• What you have to do: Check each line below for the word "Quels" and give the number of lines that have it, nothing more.

• Entries provided:
START
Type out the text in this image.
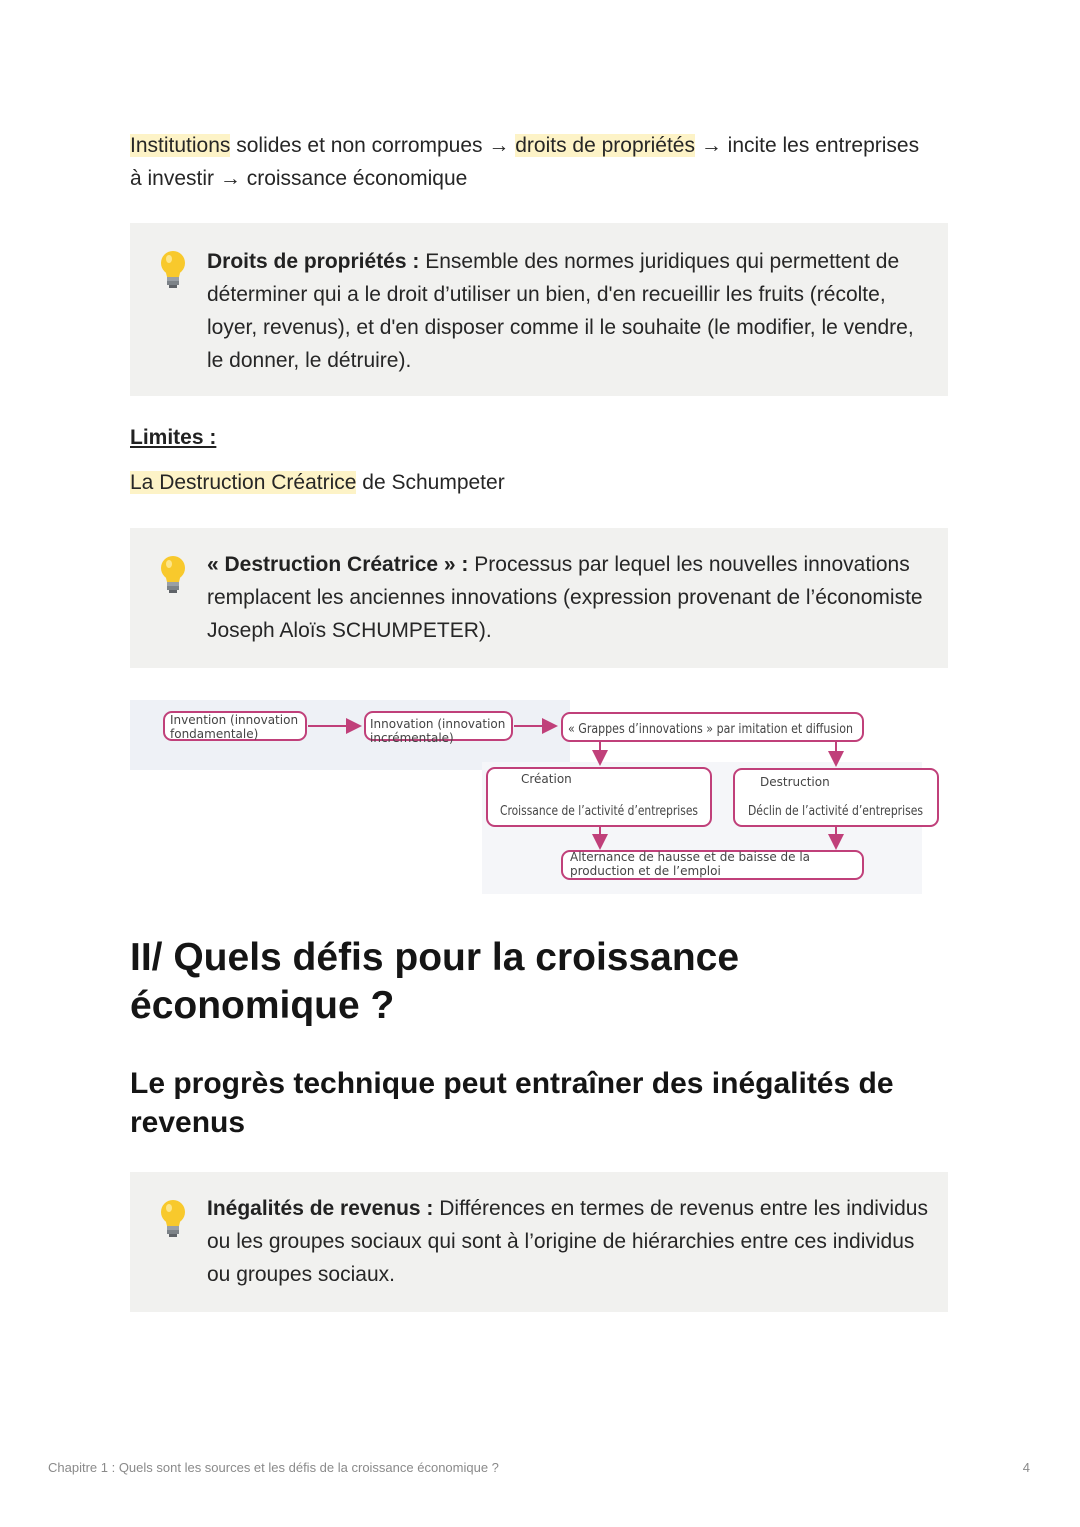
Institutions solides et non corrompues → droits de propriétés → incite les entreprises
à investir → croissance économique
Droits de propriétés : Ensemble des normes juridiques qui permettent de déterminer qui a le droit d’utiliser un bien, d'en recueillir les fruits (récolte, loyer, revenus), et d'en disposer comme il le souhaite (le modifier, le vendre, le donner, le détruire).
Limites :
La Destruction Créatrice de Schumpeter
« Destruction Créatrice » : Processus par lequel les nouvelles innovations remplacent les anciennes innovations (expression provenant de l’économiste Joseph Aloïs SCHUMPETER).
Invention (innovation
fondamentale)
Innovation (innovation
incrémentale)
« Grappes d’innovations » par imitation et diffusion
Création
Croissance de l’activité d’entreprises
Destruction
Déclin de l’activité d’entreprises
Alternance de hausse et de baisse de la
production et de l’emploi
II/ Quels défis pour la croissance économique ?
Le progrès technique peut entraîner des inégalités de revenus
Inégalités de revenus : Différences en termes de revenus entre les individus ou les groupes sociaux qui sont à l’origine de hiérarchies entre ces individus ou groupes sociaux.
Chapitre 1 : Quels sont les sources et les défis de la croissance économique ?	4
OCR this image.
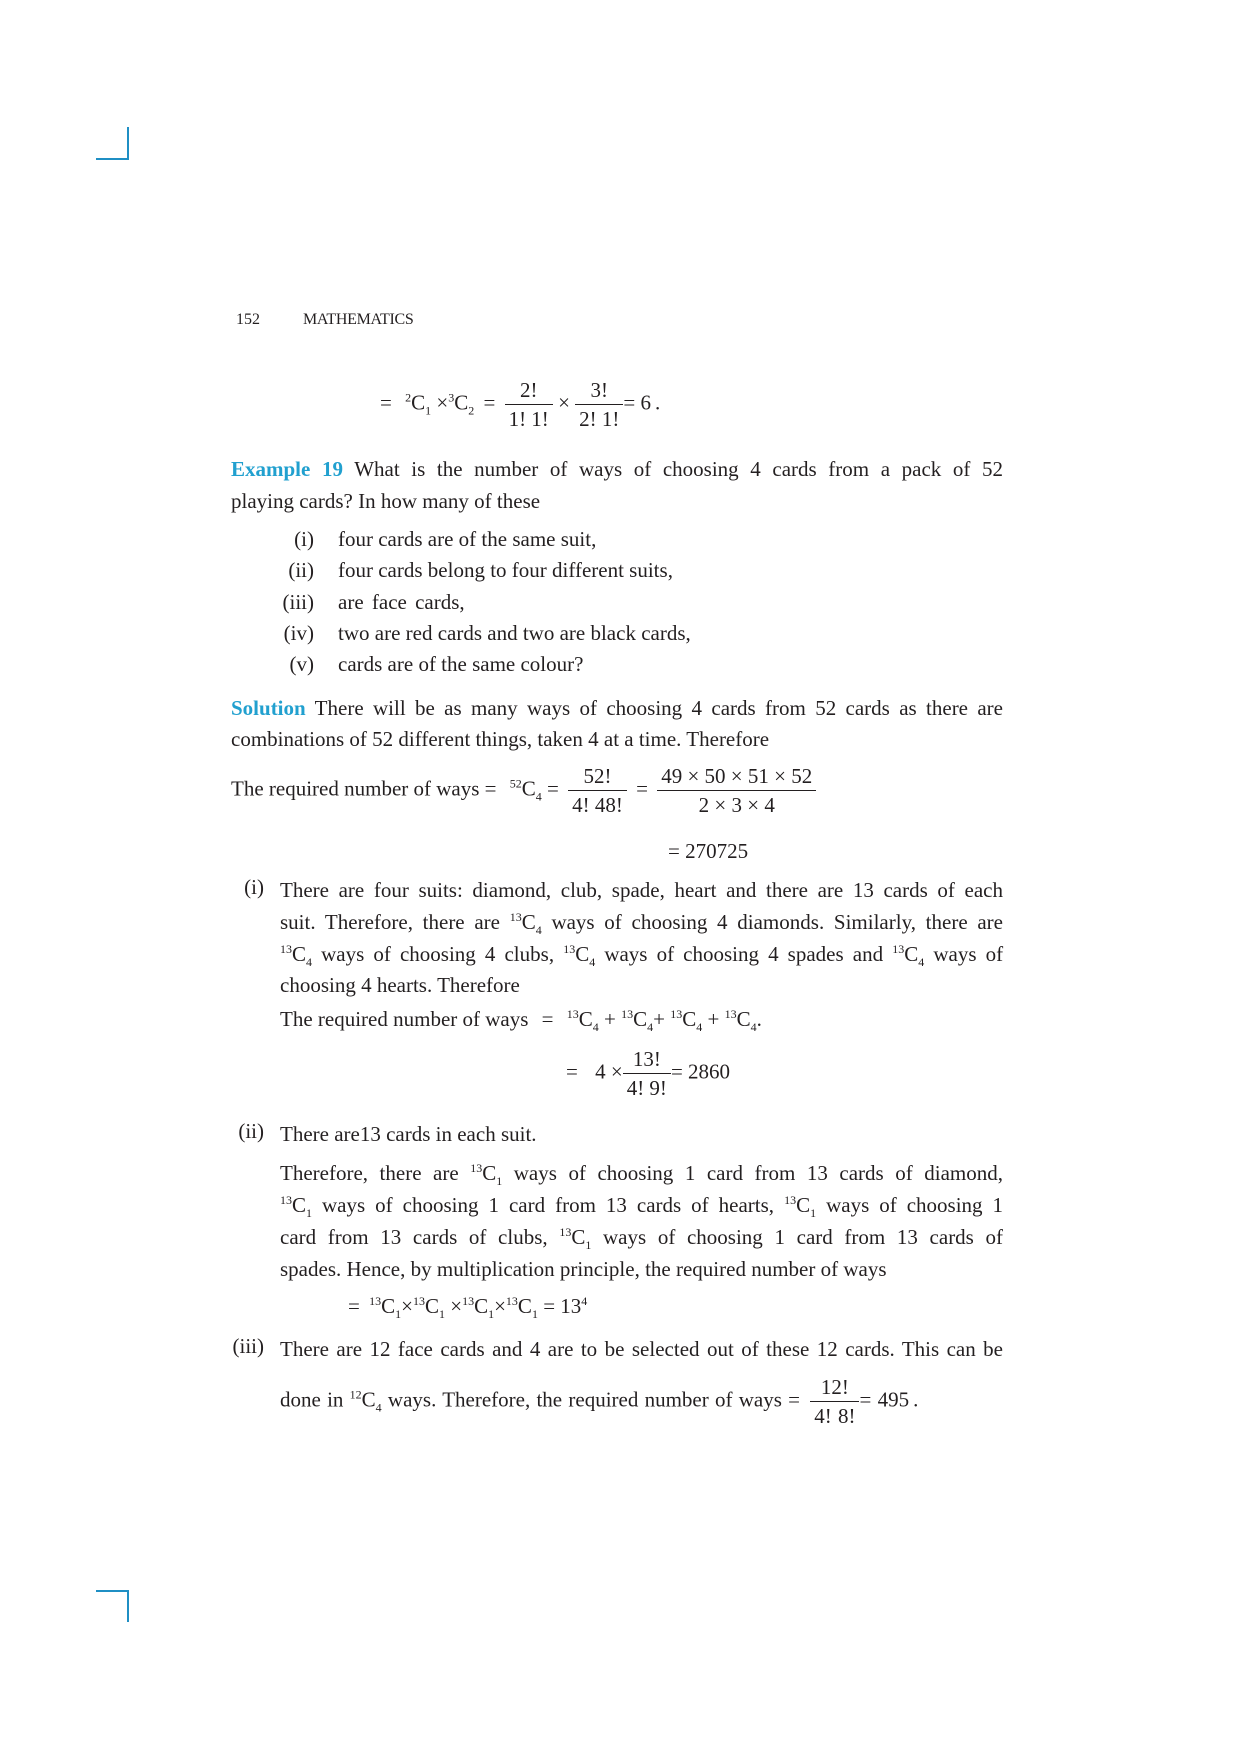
152	MATHEMATICS
= $^2C_1 \times^3C_2 = \frac{2!}{1! 1!} \times \frac{3!}{2! 1!} = 6$ .
Example 19 What is the number of ways of choosing 4 cards from a pack of 52
playing cards? In how many of these
(i) four cards are of the same suit,
(ii) four cards belong to four different suits,
(iii) are face cards,
(iv) two are red cards and two are black cards,
(v) cards are of the same colour?
Solution There will be as many ways of choosing 4 cards from 52 cards as there are
combinations of 52 different things, taken 4 at a time. Therefore
The required number of ways = $^{52}C_4 = \frac{52!}{4! 48!} = \frac{49 \times 50 \times 51 \times 52}{2 \times 3 \times 4}$
= 270725
(i) There are four suits: diamond, club, spade, heart and there are 13 cards of each
suit. Therefore, there are $^{13}C_4$ ways of choosing 4 diamonds. Similarly, there are
$^{13}C_4$ ways of choosing 4 clubs, $^{13}C_4$ ways of choosing 4 spades and $^{13}C_4$ ways of
choosing 4 hearts. Therefore
The required number of ways = $^{13}C_4 + ^{13}C_4+ ^{13}C_4 + ^{13}C_4$.
= $4 \times \frac{13!}{4! 9!} = 2860$
(ii) There are13 cards in each suit.
Therefore, there are $^{13}C_1$ ways of choosing 1 card from 13 cards of diamond,
$^{13}C_1$ ways of choosing 1 card from 13 cards of hearts, $^{13}C_1$ ways of choosing 1
card from 13 cards of clubs, $^{13}C_1$ ways of choosing 1 card from 13 cards of
spades. Hence, by multiplication principle, the required number of ways
= $^{13}C_1\times^{13}C_1 \times^{13}C_1\times^{13}C_1 = 13^4$
(iii) There are 12 face cards and 4 are to be selected out of these 12 cards. This can be
done in $^{12}C_4$ ways. Therefore, the required number of ways = $\frac{12!}{4! 8!} = 495$ .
END
• Solution to this exercise: 2